■ Task details:
Gather up every line from the entries below that uses the word "Output".

■ Rows:
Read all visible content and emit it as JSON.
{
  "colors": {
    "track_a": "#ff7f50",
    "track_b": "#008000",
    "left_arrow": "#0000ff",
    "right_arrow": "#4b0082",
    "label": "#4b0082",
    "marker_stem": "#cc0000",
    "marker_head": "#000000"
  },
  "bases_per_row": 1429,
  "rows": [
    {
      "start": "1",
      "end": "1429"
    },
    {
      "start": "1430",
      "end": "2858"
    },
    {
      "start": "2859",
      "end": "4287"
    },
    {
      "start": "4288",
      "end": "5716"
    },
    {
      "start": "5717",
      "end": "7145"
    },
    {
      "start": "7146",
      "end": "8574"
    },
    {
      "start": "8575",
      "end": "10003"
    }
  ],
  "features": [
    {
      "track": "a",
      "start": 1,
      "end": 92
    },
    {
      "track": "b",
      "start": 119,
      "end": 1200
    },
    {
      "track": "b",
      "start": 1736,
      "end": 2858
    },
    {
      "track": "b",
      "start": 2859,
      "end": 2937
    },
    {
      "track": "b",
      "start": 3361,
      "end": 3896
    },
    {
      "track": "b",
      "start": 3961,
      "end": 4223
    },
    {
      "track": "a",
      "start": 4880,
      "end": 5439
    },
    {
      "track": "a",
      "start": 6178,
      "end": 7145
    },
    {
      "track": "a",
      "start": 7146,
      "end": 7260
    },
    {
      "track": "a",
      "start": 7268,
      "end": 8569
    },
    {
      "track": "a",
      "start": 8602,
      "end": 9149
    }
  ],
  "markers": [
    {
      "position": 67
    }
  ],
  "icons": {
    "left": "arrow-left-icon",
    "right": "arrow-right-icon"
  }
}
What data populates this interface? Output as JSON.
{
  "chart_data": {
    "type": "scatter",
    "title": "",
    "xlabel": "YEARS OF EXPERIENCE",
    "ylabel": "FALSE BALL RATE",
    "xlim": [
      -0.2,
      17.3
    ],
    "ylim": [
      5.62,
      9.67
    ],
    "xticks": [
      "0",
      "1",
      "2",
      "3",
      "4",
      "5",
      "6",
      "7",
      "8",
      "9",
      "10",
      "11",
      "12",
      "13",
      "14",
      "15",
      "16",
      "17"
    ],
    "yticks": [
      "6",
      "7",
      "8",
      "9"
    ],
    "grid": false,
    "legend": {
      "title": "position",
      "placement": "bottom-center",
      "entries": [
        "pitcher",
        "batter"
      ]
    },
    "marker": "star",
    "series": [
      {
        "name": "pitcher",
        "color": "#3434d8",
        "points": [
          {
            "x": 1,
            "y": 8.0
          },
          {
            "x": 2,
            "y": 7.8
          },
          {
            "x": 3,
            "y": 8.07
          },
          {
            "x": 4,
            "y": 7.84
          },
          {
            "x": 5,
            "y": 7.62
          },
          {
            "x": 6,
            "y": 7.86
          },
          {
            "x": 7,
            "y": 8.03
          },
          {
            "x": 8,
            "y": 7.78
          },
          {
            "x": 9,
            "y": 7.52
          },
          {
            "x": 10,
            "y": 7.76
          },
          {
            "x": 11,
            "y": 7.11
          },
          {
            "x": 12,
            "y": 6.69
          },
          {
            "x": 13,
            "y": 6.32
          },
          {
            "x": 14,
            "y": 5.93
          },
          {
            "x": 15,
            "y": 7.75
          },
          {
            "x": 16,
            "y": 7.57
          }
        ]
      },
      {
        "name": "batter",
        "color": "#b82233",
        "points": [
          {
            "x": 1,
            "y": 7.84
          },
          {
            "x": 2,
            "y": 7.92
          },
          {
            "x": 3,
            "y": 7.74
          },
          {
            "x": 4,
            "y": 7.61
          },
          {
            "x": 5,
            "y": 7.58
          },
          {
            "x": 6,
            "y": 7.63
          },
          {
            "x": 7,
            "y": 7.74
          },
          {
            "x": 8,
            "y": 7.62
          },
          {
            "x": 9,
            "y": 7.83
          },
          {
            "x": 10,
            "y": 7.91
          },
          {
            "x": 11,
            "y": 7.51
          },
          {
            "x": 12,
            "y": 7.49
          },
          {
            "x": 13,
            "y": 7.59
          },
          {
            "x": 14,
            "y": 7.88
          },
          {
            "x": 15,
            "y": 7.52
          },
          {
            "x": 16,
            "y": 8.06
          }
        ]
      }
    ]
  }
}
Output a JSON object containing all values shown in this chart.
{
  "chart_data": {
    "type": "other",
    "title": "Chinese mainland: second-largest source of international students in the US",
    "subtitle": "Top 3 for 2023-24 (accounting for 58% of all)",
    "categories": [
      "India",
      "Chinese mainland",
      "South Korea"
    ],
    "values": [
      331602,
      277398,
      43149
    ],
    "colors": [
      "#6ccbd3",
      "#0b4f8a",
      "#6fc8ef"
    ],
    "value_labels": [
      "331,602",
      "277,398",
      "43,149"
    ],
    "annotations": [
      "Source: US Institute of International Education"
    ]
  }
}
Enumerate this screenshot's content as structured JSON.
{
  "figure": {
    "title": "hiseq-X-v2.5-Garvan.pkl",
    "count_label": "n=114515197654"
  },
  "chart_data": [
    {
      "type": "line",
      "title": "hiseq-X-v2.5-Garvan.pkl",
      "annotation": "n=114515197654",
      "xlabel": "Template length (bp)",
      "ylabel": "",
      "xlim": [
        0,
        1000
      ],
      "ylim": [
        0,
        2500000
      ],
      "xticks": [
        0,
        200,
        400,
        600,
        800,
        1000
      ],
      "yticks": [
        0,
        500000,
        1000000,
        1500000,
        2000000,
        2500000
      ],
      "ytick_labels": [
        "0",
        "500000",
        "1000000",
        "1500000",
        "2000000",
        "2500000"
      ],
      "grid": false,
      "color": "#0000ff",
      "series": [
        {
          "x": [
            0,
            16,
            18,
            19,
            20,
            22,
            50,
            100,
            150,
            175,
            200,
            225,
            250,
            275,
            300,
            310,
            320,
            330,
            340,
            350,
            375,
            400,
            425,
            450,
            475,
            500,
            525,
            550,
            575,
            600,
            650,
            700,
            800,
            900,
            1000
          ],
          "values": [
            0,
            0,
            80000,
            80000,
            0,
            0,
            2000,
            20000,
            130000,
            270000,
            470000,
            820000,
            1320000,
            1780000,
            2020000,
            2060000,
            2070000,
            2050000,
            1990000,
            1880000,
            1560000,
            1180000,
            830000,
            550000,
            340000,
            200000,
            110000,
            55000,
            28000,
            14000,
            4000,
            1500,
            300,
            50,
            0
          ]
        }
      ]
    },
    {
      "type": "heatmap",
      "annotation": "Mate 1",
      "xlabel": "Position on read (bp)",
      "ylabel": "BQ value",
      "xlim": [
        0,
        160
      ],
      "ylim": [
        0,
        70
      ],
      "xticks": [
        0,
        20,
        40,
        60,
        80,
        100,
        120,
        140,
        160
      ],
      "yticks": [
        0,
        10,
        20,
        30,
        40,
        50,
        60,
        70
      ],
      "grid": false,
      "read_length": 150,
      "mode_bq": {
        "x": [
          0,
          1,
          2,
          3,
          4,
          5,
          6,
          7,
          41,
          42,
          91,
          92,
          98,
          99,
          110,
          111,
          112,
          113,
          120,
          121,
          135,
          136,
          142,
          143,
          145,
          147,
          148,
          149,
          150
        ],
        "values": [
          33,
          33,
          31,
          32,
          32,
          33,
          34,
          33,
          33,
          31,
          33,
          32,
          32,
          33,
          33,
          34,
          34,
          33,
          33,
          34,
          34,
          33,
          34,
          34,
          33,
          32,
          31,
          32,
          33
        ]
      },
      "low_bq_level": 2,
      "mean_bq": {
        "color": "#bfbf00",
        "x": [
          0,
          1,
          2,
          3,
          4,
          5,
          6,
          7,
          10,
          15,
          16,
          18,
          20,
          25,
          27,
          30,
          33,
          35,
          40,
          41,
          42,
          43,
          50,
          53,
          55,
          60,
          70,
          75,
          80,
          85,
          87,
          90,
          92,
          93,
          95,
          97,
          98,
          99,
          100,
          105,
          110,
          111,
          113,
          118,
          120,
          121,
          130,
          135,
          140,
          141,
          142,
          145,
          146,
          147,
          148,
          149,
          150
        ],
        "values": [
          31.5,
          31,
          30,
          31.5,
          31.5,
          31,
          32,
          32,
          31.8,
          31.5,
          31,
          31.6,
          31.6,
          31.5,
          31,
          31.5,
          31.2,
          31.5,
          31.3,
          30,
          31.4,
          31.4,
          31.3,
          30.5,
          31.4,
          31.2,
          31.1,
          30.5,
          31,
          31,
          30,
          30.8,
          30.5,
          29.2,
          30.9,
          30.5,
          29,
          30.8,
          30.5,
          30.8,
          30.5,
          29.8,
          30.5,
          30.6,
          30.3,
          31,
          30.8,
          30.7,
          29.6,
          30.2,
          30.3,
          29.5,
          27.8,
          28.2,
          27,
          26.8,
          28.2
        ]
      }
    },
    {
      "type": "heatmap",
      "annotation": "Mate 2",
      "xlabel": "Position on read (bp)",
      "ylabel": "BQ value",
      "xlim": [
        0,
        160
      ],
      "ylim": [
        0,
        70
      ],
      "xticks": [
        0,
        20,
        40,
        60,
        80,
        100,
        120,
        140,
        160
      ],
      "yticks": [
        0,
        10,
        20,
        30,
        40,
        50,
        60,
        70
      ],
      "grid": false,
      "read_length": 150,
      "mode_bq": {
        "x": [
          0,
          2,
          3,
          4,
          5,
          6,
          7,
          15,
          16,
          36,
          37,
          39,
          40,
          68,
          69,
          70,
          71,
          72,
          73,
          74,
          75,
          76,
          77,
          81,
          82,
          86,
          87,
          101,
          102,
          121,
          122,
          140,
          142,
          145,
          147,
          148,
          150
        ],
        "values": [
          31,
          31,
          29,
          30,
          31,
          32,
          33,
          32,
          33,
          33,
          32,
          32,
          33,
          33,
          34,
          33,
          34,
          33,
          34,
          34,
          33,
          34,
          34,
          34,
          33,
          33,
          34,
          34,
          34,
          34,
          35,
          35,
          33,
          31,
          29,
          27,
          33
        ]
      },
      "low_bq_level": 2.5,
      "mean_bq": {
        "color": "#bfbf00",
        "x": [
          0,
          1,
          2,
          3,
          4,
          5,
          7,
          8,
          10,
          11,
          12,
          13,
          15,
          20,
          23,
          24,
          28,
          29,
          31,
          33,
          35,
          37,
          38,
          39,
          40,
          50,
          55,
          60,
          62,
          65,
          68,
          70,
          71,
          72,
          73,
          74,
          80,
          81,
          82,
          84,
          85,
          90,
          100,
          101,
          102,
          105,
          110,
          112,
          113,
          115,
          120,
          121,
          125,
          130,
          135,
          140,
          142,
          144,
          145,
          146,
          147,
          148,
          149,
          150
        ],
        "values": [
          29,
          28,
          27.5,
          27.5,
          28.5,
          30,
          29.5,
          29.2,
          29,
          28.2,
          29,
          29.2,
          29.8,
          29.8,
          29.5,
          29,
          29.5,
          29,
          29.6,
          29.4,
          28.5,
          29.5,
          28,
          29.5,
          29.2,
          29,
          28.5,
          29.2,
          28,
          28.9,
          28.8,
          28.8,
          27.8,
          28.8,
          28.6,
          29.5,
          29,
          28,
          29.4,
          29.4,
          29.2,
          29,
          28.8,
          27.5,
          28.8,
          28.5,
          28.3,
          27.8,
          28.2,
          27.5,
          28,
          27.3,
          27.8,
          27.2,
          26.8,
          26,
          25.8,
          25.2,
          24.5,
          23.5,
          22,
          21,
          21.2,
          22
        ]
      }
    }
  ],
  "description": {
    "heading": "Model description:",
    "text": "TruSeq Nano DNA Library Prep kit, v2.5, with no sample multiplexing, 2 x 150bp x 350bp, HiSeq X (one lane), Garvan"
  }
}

■ Written response:
What data populates this interface? Output as JSON.
Output a JSON object containing all values shown in this chart.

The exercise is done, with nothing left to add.